DATA IN THIS EXERCISE:
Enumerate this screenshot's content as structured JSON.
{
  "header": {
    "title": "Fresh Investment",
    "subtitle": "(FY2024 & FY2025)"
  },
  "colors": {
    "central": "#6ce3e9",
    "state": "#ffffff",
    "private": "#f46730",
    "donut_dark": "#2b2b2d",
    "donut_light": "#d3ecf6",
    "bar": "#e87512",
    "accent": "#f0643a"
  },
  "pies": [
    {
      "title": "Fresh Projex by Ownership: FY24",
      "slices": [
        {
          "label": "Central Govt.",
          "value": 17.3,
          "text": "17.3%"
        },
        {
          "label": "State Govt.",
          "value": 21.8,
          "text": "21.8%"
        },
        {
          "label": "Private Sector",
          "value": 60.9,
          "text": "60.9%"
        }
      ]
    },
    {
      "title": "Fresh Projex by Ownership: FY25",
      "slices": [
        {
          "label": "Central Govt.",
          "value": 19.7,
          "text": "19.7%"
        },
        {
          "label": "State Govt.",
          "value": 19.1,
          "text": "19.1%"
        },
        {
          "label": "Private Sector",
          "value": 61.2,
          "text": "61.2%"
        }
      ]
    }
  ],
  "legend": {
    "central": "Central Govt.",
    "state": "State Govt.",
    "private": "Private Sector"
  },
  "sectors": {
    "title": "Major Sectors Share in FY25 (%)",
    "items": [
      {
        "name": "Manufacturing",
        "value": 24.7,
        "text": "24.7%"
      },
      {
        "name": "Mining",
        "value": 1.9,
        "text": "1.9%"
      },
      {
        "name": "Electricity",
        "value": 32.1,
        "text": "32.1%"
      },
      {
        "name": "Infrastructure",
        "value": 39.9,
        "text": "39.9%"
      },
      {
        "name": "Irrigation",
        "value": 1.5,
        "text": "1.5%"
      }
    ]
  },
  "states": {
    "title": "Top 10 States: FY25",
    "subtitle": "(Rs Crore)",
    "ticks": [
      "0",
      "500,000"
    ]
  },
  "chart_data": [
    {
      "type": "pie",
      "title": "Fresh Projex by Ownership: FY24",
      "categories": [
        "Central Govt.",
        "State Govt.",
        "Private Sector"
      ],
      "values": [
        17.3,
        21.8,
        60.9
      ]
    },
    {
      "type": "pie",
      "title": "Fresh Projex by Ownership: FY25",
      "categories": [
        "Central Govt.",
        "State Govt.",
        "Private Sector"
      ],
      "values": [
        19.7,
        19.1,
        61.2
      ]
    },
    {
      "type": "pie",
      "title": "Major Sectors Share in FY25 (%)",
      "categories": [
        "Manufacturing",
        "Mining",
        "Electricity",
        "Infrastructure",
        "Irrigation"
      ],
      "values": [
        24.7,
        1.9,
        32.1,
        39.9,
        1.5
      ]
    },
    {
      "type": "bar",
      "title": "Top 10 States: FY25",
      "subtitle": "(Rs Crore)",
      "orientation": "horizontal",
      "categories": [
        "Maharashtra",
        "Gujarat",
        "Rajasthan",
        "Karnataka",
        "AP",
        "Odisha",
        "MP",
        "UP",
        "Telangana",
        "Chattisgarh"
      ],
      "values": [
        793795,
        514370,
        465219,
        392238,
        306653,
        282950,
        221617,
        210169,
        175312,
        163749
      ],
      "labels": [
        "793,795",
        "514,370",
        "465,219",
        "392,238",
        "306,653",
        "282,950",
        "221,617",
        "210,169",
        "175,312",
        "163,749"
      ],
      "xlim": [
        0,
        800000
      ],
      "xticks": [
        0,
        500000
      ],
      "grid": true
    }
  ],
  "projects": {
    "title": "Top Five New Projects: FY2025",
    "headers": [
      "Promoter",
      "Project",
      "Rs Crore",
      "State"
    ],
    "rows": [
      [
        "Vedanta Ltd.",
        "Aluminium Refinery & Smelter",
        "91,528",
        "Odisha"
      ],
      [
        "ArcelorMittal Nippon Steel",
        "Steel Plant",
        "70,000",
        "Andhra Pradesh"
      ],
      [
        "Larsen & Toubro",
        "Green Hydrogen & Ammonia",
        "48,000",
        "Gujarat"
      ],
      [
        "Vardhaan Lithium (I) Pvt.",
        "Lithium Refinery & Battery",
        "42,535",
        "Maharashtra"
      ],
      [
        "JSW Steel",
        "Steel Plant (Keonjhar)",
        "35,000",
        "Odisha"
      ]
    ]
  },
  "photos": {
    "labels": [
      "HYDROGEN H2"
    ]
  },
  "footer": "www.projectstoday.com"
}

AIM:
Transcribe all of the entries without altering anything.

COMPLETE OUTPUT:
Enumerate this screenshot's content as structured JSON.
{
  "header": {
    "title": "Fresh Investment",
    "subtitle": "(FY2024 & FY2025)"
  },
  "colors": {
    "central": "#6ce3e9",
    "state": "#ffffff",
    "private": "#f46730",
    "donut_dark": "#2b2b2d",
    "donut_light": "#d3ecf6",
    "bar": "#e87512",
    "accent": "#f0643a"
  },
  "pies": [
    {
      "title": "Fresh Projex by Ownership: FY24",
      "slices": [
        {
          "label": "Central Govt.",
          "value": 17.3,
          "text": "17.3%"
        },
        {
          "label": "State Govt.",
          "value": 21.8,
          "text": "21.8%"
        },
        {
          "label": "Private Sector",
          "value": 60.9,
          "text": "60.9%"
        }
      ]
    },
    {
      "title": "Fresh Projex by Ownership: FY25",
      "slices": [
        {
          "label": "Central Govt.",
          "value": 19.7,
          "text": "19.7%"
        },
        {
          "label": "State Govt.",
          "value": 19.1,
          "text": "19.1%"
        },
        {
          "label": "Private Sector",
          "value": 61.2,
          "text": "61.2%"
        }
      ]
    }
  ],
  "legend": {
    "central": "Central Govt.",
    "state": "State Govt.",
    "private": "Private Sector"
  },
  "sectors": {
    "title": "Major Sectors Share in FY25 (%)",
    "items": [
      {
        "name": "Manufacturing",
        "value": 24.7,
        "text": "24.7%"
      },
      {
        "name": "Mining",
        "value": 1.9,
        "text": "1.9%"
      },
      {
        "name": "Electricity",
        "value": 32.1,
        "text": "32.1%"
      },
      {
        "name": "Infrastructure",
        "value": 39.9,
        "text": "39.9%"
      },
      {
        "name": "Irrigation",
        "value": 1.5,
        "text": "1.5%"
      }
    ]
  },
  "states": {
    "title": "Top 10 States: FY25",
    "subtitle": "(Rs Crore)",
    "ticks": [
      "0",
      "500,000"
    ]
  },
  "chart_data": [
    {
      "type": "pie",
      "title": "Fresh Projex by Ownership: FY24",
      "categories": [
        "Central Govt.",
        "State Govt.",
        "Private Sector"
      ],
      "values": [
        17.3,
        21.8,
        60.9
      ]
    },
    {
      "type": "pie",
      "title": "Fresh Projex by Ownership: FY25",
      "categories": [
        "Central Govt.",
        "State Govt.",
        "Private Sector"
      ],
      "values": [
        19.7,
        19.1,
        61.2
      ]
    },
    {
      "type": "pie",
      "title": "Major Sectors Share in FY25 (%)",
      "categories": [
        "Manufacturing",
        "Mining",
        "Electricity",
        "Infrastructure",
        "Irrigation"
      ],
      "values": [
        24.7,
        1.9,
        32.1,
        39.9,
        1.5
      ]
    },
    {
      "type": "bar",
      "title": "Top 10 States: FY25",
      "subtitle": "(Rs Crore)",
      "orientation": "horizontal",
      "categories": [
        "Maharashtra",
        "Gujarat",
        "Rajasthan",
        "Karnataka",
        "AP",
        "Odisha",
        "MP",
        "UP",
        "Telangana",
        "Chattisgarh"
      ],
      "values": [
        793795,
        514370,
        465219,
        392238,
        306653,
        282950,
        221617,
        210169,
        175312,
        163749
      ],
      "labels": [
        "793,795",
        "514,370",
        "465,219",
        "392,238",
        "306,653",
        "282,950",
        "221,617",
        "210,169",
        "175,312",
        "163,749"
      ],
      "xlim": [
        0,
        800000
      ],
      "xticks": [
        0,
        500000
      ],
      "grid": true
    }
  ],
  "projects": {
    "title": "Top Five New Projects: FY2025",
    "headers": [
      "Promoter",
      "Project",
      "Rs Crore",
      "State"
    ],
    "rows": [
      [
        "Vedanta Ltd.",
        "Aluminium Refinery & Smelter",
        "91,528",
        "Odisha"
      ],
      [
        "ArcelorMittal Nippon Steel",
        "Steel Plant",
        "70,000",
        "Andhra Pradesh"
      ],
      [
        "Larsen & Toubro",
        "Green Hydrogen & Ammonia",
        "48,000",
        "Gujarat"
      ],
      [
        "Vardhaan Lithium (I) Pvt.",
        "Lithium Refinery & Battery",
        "42,535",
        "Maharashtra"
      ],
      [
        "JSW Steel",
        "Steel Plant (Keonjhar)",
        "35,000",
        "Odisha"
      ]
    ]
  },
  "photos": {
    "labels": [
      "HYDROGEN H2"
    ]
  },
  "footer": "www.projectstoday.com"
}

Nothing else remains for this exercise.